= WORK REQUIRED =
Each entry below must be repeated exactly, with pictures left out.

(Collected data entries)
━━━━━━

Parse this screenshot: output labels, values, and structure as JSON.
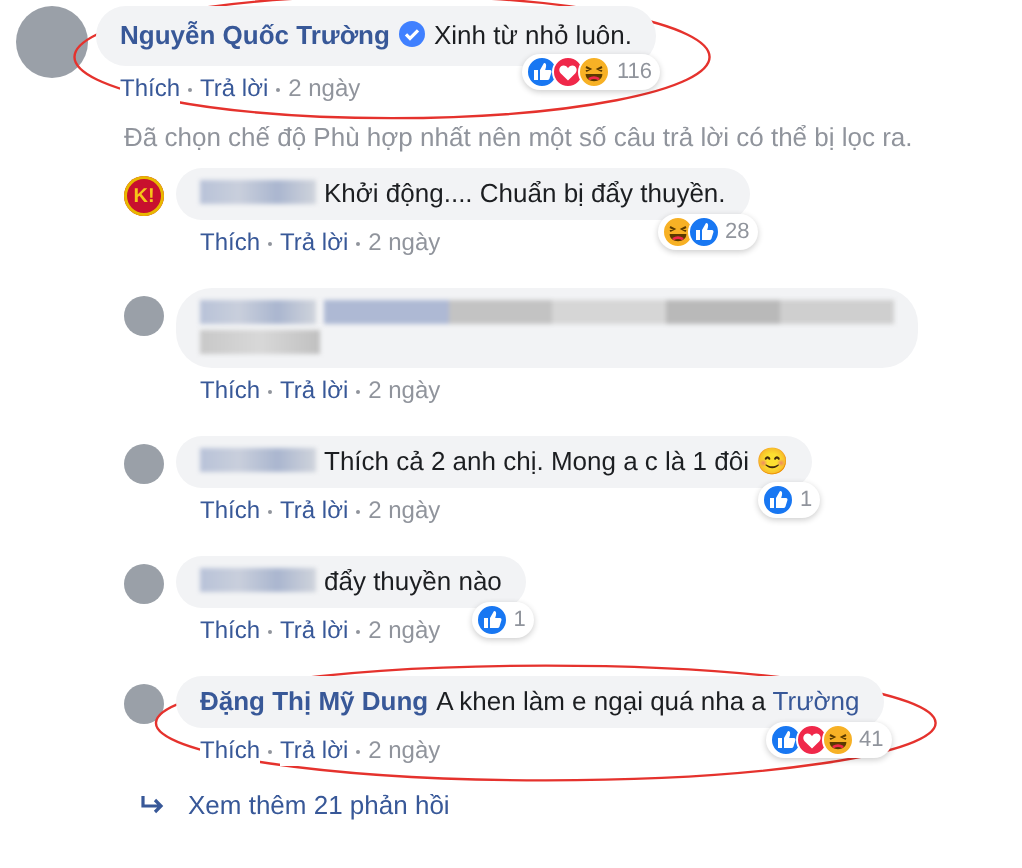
{
  "comment": {
    "author": "Nguyễn Quốc Trường",
    "verified": true,
    "text": "Xinh từ nhỏ luôn.",
    "highlighted": true,
    "actions": [
      "Thích",
      "Trả lời"
    ],
    "time": "2 ngày",
    "reactions": {
      "icons": [
        {
          "kind": "like"
        },
        {
          "kind": "love"
        },
        {
          "kind": "haha"
        }
      ],
      "count": "116"
    }
  },
  "filter_notice": "Đã chọn chế độ Phù hợp nhất nên một số câu trả lời có thể bị lọc ra.",
  "replies": [
    {
      "avatar": {
        "kind": "logo",
        "text": "K!"
      },
      "name_blurred": true,
      "text": "Khởi động.... Chuẩn bị đẩy thuyền.",
      "highlighted": false,
      "actions": [
        "Thích",
        "Trả lời"
      ],
      "time": "2 ngày",
      "reactions": {
        "icons": [
          {
            "kind": "haha"
          },
          {
            "kind": "like"
          }
        ],
        "count": "28"
      }
    },
    {
      "avatar": {
        "kind": "photo"
      },
      "name_blurred": true,
      "text_blurred": true,
      "highlighted": false,
      "actions": [
        "Thích",
        "Trả lời"
      ],
      "time": "2 ngày"
    },
    {
      "avatar": {
        "kind": "photo"
      },
      "name_blurred": true,
      "text": "Thích cả 2 anh chị. Mong a c là 1 đôi",
      "emoji": "😊",
      "highlighted": false,
      "actions": [
        "Thích",
        "Trả lời"
      ],
      "time": "2 ngày",
      "reactions": {
        "icons": [
          {
            "kind": "like"
          }
        ],
        "count": "1"
      }
    },
    {
      "avatar": {
        "kind": "photo"
      },
      "name_blurred": true,
      "text": "đẩy thuyền nào",
      "highlighted": false,
      "actions": [
        "Thích",
        "Trả lời"
      ],
      "time": "2 ngày",
      "reactions": {
        "icons": [
          {
            "kind": "like"
          }
        ],
        "count": "1"
      }
    },
    {
      "avatar": {
        "kind": "photo"
      },
      "author": "Đặng Thị Mỹ Dung",
      "name_blurred": false,
      "text": "A khen làm e ngại quá nha a",
      "mention": "Trường",
      "highlighted": true,
      "actions": [
        "Thích",
        "Trả lời"
      ],
      "time": "2 ngày",
      "reactions": {
        "icons": [
          {
            "kind": "like"
          },
          {
            "kind": "love"
          },
          {
            "kind": "haha"
          }
        ],
        "count": "41"
      }
    }
  ],
  "more_replies": "Xem thêm 21 phản hồi"
}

━━━━━━

= EXERCISE RESULT =
Parse this screenshot: output labels, values, and structure as JSON.
{
  "comment": {
    "author": "Nguyễn Quốc Trường",
    "verified": true,
    "text": "Xinh từ nhỏ luôn.",
    "highlighted": true,
    "actions": [
      "Thích",
      "Trả lời"
    ],
    "time": "2 ngày",
    "reactions": {
      "icons": [
        {
          "kind": "like"
        },
        {
          "kind": "love"
        },
        {
          "kind": "haha"
        }
      ],
      "count": "116"
    }
  },
  "filter_notice": "Đã chọn chế độ Phù hợp nhất nên một số câu trả lời có thể bị lọc ra.",
  "replies": [
    {
      "avatar": {
        "kind": "logo",
        "text": "K!"
      },
      "name_blurred": true,
      "text": "Khởi động.... Chuẩn bị đẩy thuyền.",
      "highlighted": false,
      "actions": [
        "Thích",
        "Trả lời"
      ],
      "time": "2 ngày",
      "reactions": {
        "icons": [
          {
            "kind": "haha"
          },
          {
            "kind": "like"
          }
        ],
        "count": "28"
      }
    },
    {
      "avatar": {
        "kind": "photo"
      },
      "name_blurred": true,
      "text_blurred": true,
      "highlighted": false,
      "actions": [
        "Thích",
        "Trả lời"
      ],
      "time": "2 ngày"
    },
    {
      "avatar": {
        "kind": "photo"
      },
      "name_blurred": true,
      "text": "Thích cả 2 anh chị. Mong a c là 1 đôi",
      "emoji": "😊",
      "highlighted": false,
      "actions": [
        "Thích",
        "Trả lời"
      ],
      "time": "2 ngày",
      "reactions": {
        "icons": [
          {
            "kind": "like"
          }
        ],
        "count": "1"
      }
    },
    {
      "avatar": {
        "kind": "photo"
      },
      "name_blurred": true,
      "text": "đẩy thuyền nào",
      "highlighted": false,
      "actions": [
        "Thích",
        "Trả lời"
      ],
      "time": "2 ngày",
      "reactions": {
        "icons": [
          {
            "kind": "like"
          }
        ],
        "count": "1"
      }
    },
    {
      "avatar": {
        "kind": "photo"
      },
      "author": "Đặng Thị Mỹ Dung",
      "name_blurred": false,
      "text": "A khen làm e ngại quá nha a",
      "mention": "Trường",
      "highlighted": true,
      "actions": [
        "Thích",
        "Trả lời"
      ],
      "time": "2 ngày",
      "reactions": {
        "icons": [
          {
            "kind": "like"
          },
          {
            "kind": "love"
          },
          {
            "kind": "haha"
          }
        ],
        "count": "41"
      }
    }
  ],
  "more_replies": "Xem thêm 21 phản hồi"
}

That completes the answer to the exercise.